What you have to do: Gather all lines in the entries that include the word "的图象有".

Collection entries:
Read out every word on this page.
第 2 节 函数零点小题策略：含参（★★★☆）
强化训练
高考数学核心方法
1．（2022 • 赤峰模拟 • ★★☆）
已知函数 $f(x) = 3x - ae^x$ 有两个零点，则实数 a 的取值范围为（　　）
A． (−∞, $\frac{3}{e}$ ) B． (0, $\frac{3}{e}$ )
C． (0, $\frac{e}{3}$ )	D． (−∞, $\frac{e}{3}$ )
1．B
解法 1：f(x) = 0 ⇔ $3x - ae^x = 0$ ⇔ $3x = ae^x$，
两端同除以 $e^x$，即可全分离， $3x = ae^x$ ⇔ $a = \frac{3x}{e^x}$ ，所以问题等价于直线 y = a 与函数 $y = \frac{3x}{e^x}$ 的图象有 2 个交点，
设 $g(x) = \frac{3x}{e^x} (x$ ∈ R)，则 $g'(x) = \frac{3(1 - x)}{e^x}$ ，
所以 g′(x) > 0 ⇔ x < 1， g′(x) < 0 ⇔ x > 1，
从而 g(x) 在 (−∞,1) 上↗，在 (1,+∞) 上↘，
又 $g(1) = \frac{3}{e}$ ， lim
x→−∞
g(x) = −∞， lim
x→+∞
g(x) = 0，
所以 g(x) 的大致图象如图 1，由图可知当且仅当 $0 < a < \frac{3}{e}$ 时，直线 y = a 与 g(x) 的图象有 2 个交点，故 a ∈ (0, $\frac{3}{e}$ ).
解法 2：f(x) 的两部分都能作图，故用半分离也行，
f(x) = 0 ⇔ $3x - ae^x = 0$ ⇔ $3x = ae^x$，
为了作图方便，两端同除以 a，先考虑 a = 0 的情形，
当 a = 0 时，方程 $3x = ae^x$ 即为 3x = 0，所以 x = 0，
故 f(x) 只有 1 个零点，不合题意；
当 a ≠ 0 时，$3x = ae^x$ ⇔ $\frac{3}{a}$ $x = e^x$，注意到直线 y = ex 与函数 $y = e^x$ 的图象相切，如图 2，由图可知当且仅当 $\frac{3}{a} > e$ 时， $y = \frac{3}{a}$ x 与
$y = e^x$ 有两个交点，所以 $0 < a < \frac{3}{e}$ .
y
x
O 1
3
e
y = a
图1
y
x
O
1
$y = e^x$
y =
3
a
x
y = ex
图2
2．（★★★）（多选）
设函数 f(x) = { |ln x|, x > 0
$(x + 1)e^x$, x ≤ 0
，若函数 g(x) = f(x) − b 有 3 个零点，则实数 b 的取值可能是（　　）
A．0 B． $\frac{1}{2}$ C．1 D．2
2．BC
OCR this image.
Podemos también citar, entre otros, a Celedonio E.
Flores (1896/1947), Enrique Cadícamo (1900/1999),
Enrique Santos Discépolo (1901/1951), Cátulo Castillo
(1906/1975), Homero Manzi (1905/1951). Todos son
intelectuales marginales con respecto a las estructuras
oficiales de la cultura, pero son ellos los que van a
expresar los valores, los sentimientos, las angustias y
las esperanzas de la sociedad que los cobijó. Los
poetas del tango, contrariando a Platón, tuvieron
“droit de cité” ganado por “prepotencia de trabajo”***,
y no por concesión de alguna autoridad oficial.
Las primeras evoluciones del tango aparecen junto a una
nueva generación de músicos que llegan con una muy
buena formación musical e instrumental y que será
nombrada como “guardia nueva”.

---

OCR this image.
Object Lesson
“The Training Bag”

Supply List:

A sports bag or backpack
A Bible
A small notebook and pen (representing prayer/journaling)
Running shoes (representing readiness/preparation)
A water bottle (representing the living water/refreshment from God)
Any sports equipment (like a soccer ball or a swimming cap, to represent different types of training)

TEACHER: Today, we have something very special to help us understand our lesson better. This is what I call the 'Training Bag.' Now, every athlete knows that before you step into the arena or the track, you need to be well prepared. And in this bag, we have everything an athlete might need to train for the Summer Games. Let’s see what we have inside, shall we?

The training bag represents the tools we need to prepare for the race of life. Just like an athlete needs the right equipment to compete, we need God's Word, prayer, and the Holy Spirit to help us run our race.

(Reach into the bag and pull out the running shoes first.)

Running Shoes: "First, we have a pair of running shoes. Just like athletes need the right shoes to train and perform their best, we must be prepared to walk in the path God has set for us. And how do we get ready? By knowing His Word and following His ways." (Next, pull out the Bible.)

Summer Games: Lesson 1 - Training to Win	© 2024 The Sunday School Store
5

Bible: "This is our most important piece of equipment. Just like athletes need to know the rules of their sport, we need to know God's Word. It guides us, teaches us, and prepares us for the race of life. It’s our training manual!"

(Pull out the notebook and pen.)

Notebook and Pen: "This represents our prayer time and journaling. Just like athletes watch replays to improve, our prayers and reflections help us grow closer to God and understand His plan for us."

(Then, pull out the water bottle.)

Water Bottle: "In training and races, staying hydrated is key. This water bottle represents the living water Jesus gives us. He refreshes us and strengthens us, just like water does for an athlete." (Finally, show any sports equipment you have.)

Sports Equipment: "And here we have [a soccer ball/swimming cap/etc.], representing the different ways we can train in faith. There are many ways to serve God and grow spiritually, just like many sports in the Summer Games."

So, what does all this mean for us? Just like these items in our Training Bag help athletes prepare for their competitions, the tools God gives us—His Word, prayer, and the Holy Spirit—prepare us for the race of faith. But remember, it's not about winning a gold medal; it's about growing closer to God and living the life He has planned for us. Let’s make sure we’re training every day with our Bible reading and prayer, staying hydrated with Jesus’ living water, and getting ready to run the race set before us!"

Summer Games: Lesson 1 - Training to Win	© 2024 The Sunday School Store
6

Full solution:
两端同除以 $e^x$，即可全分离， $3x = ae^x$ ⇔ $a = \frac{3x}{e^x}$ ，所以问题等价于直线 y = a 与函数 $y = \frac{3x}{e^x}$ 的图象有 2 个交点，
所以 g(x) 的大致图象如图 1，由图可知当且仅当 $0 < a < \frac{3}{e}$ 时，直线 y = a 与 g(x) 的图象有 2 个交点，故 a ∈ (0, $\frac{3}{e}$ ).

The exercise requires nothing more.